* _Given task_
Among the entries below, find the lines with "title" and copy them.

* _Dataset content_

• • • • •

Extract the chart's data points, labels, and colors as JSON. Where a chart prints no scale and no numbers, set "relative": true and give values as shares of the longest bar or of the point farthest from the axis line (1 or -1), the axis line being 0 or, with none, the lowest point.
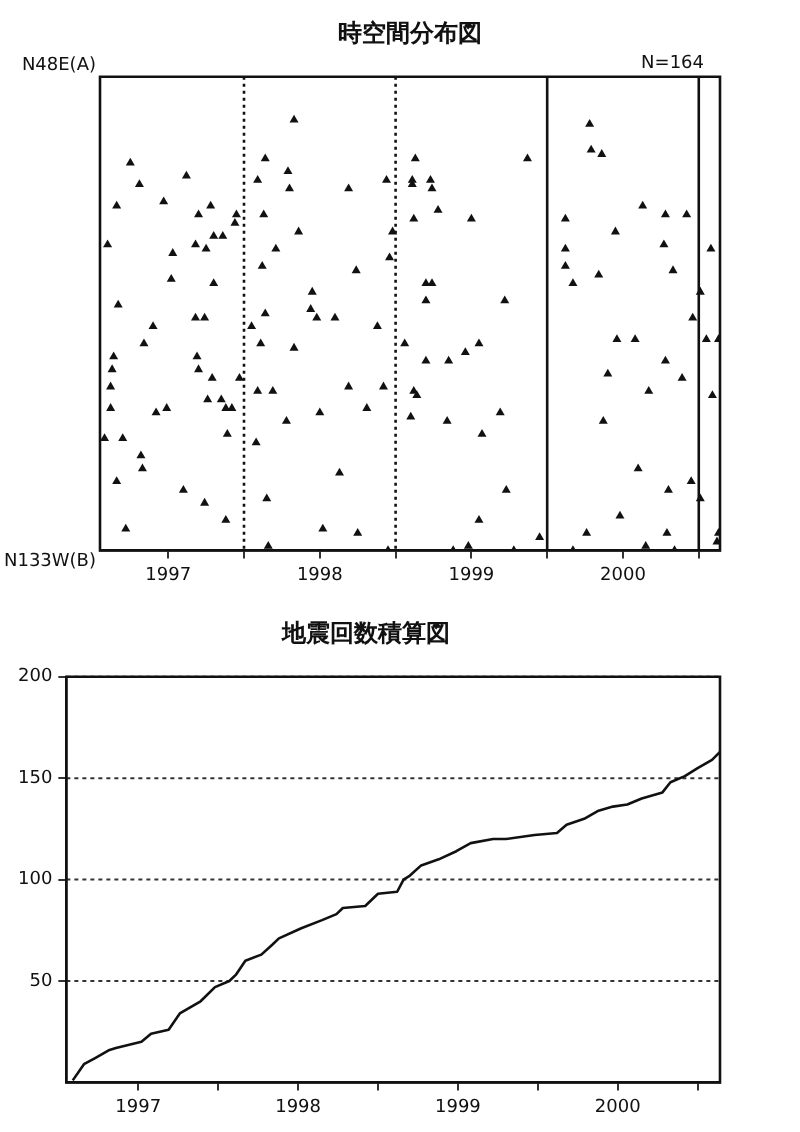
{
  "chart_data": [
    {
      "type": "scatter",
      "title": "時空間分布図",
      "annotations": [
        "N=164",
        "N48E(A)",
        "N133W(B)"
      ],
      "marker": "triangle",
      "relative": true,
      "xlim": [
        1997.05,
        2001.14
      ],
      "xticks": [
        {
          "value": 1997.5,
          "label": "1997"
        },
        {
          "value": 1998,
          "label": null
        },
        {
          "value": 1998.5,
          "label": "1998"
        },
        {
          "value": 1999,
          "label": null
        },
        {
          "value": 1999.5,
          "label": "1999"
        },
        {
          "value": 2000,
          "label": null
        },
        {
          "value": 2000.5,
          "label": "2000"
        },
        {
          "value": 2001,
          "label": null
        }
      ],
      "ref_lines": [
        {
          "axis": "x",
          "value": 1998,
          "line_style": "dotted"
        },
        {
          "axis": "x",
          "value": 1999,
          "line_style": "dotted"
        },
        {
          "axis": "x",
          "value": 2000,
          "line_style": "solid"
        },
        {
          "axis": "x",
          "value": 2001,
          "line_style": "solid"
        }
      ],
      "series": [
        {
          "color": "#111111",
          "x": [
            1997.1,
            1997.16,
            1997.25,
            1997.31,
            1997.47,
            1997.53,
            1997.52,
            1997.62,
            1997.7,
            1997.68,
            1997.75,
            1997.78,
            1997.8,
            1997.86,
            1997.8,
            1997.95,
            1997.94,
            1997.17,
            1997.68,
            1997.74,
            1997.4,
            1998.09,
            1998.14,
            1998.13,
            1998.12,
            1998.21,
            1998.29,
            1998.3,
            1998.33,
            1998.36,
            1998.45,
            1998.44,
            1998.48,
            1998.6,
            1998.69,
            1998.74,
            1998.94,
            1998.98,
            1998.96,
            1998.14,
            1999.13,
            1999.11,
            1999.11,
            1999.23,
            1999.24,
            1999.12,
            1999.28,
            1999.5,
            1999.2,
            1999.24,
            1999.2,
            1999.72,
            1999.87,
            2000.28,
            2000.29,
            2000.36,
            2000.12,
            2000.12,
            2000.12,
            2000.17,
            2000.34,
            2000.45,
            2000.63,
            2000.78,
            2000.92,
            2000.77,
            2000.83,
            2000.96,
            2001.08,
            2001.01,
            1997.08,
            1997.14,
            1997.13,
            1997.12,
            1997.12,
            1997.2,
            1997.16,
            1997.22,
            1997.32,
            1997.33,
            1997.34,
            1997.42,
            1997.49,
            1997.6,
            1997.69,
            1997.7,
            1997.76,
            1997.79,
            1997.74,
            1997.85,
            1997.88,
            1997.89,
            1997.92,
            1997.88,
            1997.97,
            1998.05,
            1998.11,
            1998.09,
            1998.08,
            1998.19,
            1998.15,
            1998.16,
            1998.28,
            1998.33,
            1998.5,
            1998.52,
            1998.63,
            1998.69,
            1998.75,
            1998.81,
            1998.88,
            1998.92,
            1998.95,
            1999.06,
            1999.1,
            1999.12,
            1999.14,
            1999.2,
            1999.35,
            1999.34,
            1999.46,
            1999.55,
            1999.57,
            1999.69,
            1999.73,
            1999.55,
            1999.48,
            1999.38,
            1999.78,
            1999.95,
            2000.17,
            2000.26,
            2000.37,
            2000.4,
            2000.46,
            2000.48,
            2000.58,
            2000.6,
            2000.65,
            2000.67,
            2000.78,
            2000.79,
            2000.8,
            2000.89,
            2000.95,
            2000.84,
            2001.01,
            2001.05,
            2001.13,
            2001.09,
            2001.13,
            2001.12
          ],
          "values": [
            0.71,
            0.8,
            0.9,
            0.85,
            0.81,
            0.69,
            0.63,
            0.87,
            0.78,
            0.71,
            0.7,
            0.8,
            0.73,
            0.73,
            0.62,
            0.78,
            0.76,
            0.57,
            0.54,
            0.54,
            0.52,
            0.86,
            0.91,
            0.78,
            0.66,
            0.7,
            0.88,
            0.84,
            1,
            0.74,
            0.6,
            0.56,
            0.54,
            0.54,
            0.84,
            0.65,
            0.86,
            0.74,
            0.68,
            0.55,
            0.91,
            0.86,
            0.85,
            0.86,
            0.84,
            0.77,
            0.79,
            0.77,
            0.62,
            0.62,
            0.58,
            0.58,
            0.91,
            0.99,
            0.93,
            0.92,
            0.77,
            0.7,
            0.66,
            0.62,
            0.64,
            0.74,
            0.8,
            0.78,
            0.78,
            0.71,
            0.65,
            0.54,
            0.7,
            0.6,
            0.26,
            0.45,
            0.42,
            0.38,
            0.33,
            0.26,
            0.16,
            0.05,
            0.22,
            0.19,
            0.48,
            0.32,
            0.33,
            0.14,
            0.45,
            0.42,
            0.35,
            0.4,
            0.11,
            0.35,
            0.33,
            0.27,
            0.33,
            0.07,
            0.4,
            0.52,
            0.48,
            0.37,
            0.25,
            0.37,
            0.12,
            0.01,
            0.3,
            0.47,
            0.32,
            0.05,
            0.18,
            0.38,
            0.04,
            0.33,
            0.52,
            0.38,
            0,
            0.48,
            0.31,
            0.37,
            0.36,
            0.44,
            0.44,
            0.3,
            0.46,
            0.48,
            0.27,
            0.32,
            0.14,
            0.07,
            0.01,
            0,
            0,
            0.03,
            0,
            0.04,
            0.3,
            0.41,
            0.49,
            0.08,
            0.49,
            0.19,
            0.01,
            0.37,
            0.44,
            0.04,
            0.14,
            0.4,
            0.16,
            0,
            0.12,
            0.49,
            0.49,
            0.36,
            0.04,
            0.02
          ]
        }
      ]
    },
    {
      "type": "line",
      "title": "地震回数積算図",
      "marker": "none",
      "xlim": [
        1997.05,
        2001.14
      ],
      "ylim": [
        0,
        200
      ],
      "yticks": [
        50,
        100,
        150,
        200
      ],
      "grid": "y",
      "xticks": [
        {
          "value": 1997.5,
          "label": "1997"
        },
        {
          "value": 1998,
          "label": null
        },
        {
          "value": 1998.5,
          "label": "1998"
        },
        {
          "value": 1999,
          "label": null
        },
        {
          "value": 1999.5,
          "label": "1999"
        },
        {
          "value": 2000,
          "label": null
        },
        {
          "value": 2000.5,
          "label": "2000"
        },
        {
          "value": 2001,
          "label": null
        }
      ],
      "series": [
        {
          "color": "#111111",
          "x": [
            1997.09,
            1997.16,
            1997.23,
            1997.32,
            1997.36,
            1997.52,
            1997.58,
            1997.69,
            1997.76,
            1997.89,
            1997.98,
            1998.07,
            1998.11,
            1998.17,
            1998.27,
            1998.34,
            1998.38,
            1998.52,
            1998.65,
            1998.74,
            1998.78,
            1998.92,
            1999.0,
            1999.12,
            1999.16,
            1999.2,
            1999.27,
            1999.38,
            1999.49,
            1999.58,
            1999.72,
            1999.8,
            1999.98,
            2000.12,
            2000.18,
            2000.29,
            2000.38,
            2000.47,
            2000.56,
            2000.65,
            2000.78,
            2000.83,
            2000.92,
            2001.0,
            2001.09,
            2001.14
          ],
          "values": [
            1,
            9,
            12,
            16,
            17,
            20,
            24,
            26,
            34,
            40,
            47,
            50,
            53,
            60,
            63,
            68,
            71,
            76,
            80,
            83,
            86,
            87,
            93,
            94,
            100,
            102,
            107,
            110,
            114,
            118,
            120,
            120,
            122,
            123,
            127,
            130,
            134,
            136,
            137,
            140,
            143,
            148,
            151,
            155,
            159,
            163
          ]
        }
      ]
    }
  ]
}
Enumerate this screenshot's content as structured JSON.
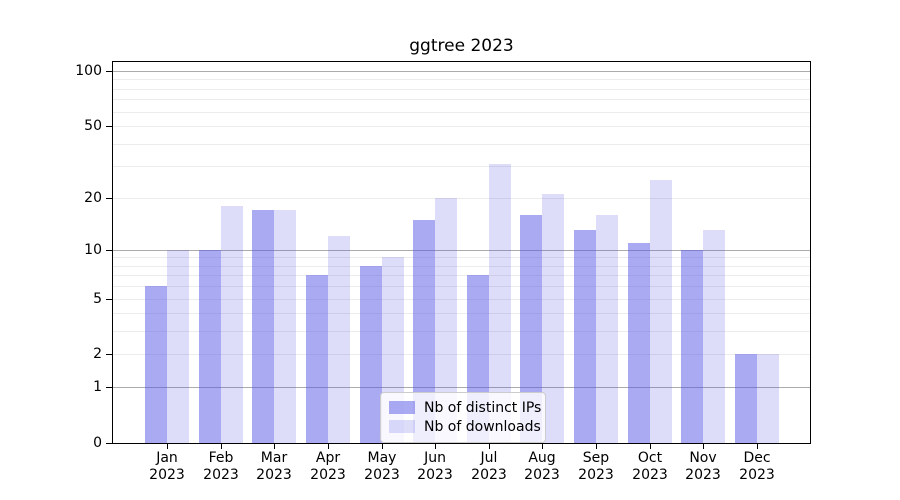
{
  "chart_data": {
    "type": "bar",
    "title": "ggtree 2023",
    "categories": [
      "Jan",
      "Feb",
      "Mar",
      "Apr",
      "May",
      "Jun",
      "Jul",
      "Aug",
      "Sep",
      "Oct",
      "Nov",
      "Dec"
    ],
    "year_label": "2023",
    "series": [
      {
        "name": "Nb of distinct IPs",
        "color": "rgba(85,85,230,0.5)",
        "values": [
          6,
          10,
          17,
          7,
          8,
          15,
          7,
          16,
          13,
          11,
          10,
          2
        ]
      },
      {
        "name": "Nb of downloads",
        "color": "rgba(85,85,230,0.2)",
        "values": [
          10,
          18,
          17,
          12,
          9,
          20,
          31,
          21,
          16,
          25,
          13,
          2
        ]
      }
    ],
    "yscale": "log1p",
    "ylim": [
      0,
      110
    ],
    "yticks": [
      0,
      1,
      2,
      5,
      10,
      20,
      50,
      100
    ],
    "ytick_labels": [
      "0",
      "1",
      "2",
      "5",
      "10",
      "20",
      "50",
      "100"
    ],
    "grid_major": [
      1,
      10,
      100
    ],
    "grid_minor": [
      2,
      3,
      4,
      5,
      6,
      7,
      8,
      9,
      20,
      30,
      40,
      50,
      60,
      70,
      80,
      90
    ],
    "legend_position": "lower center",
    "xlabel": "",
    "ylabel": ""
  },
  "colors": {
    "bar_base": "#5555e6",
    "axis": "#000000",
    "grid_major": "#ababab",
    "grid_minor": "#ececec",
    "legend_border": "#cccccc"
  }
}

• • • • •

* _The completed task_
      "title": "時空間分布図",
      "title": "地震回数積算図",
    "title": "ggtree 2023",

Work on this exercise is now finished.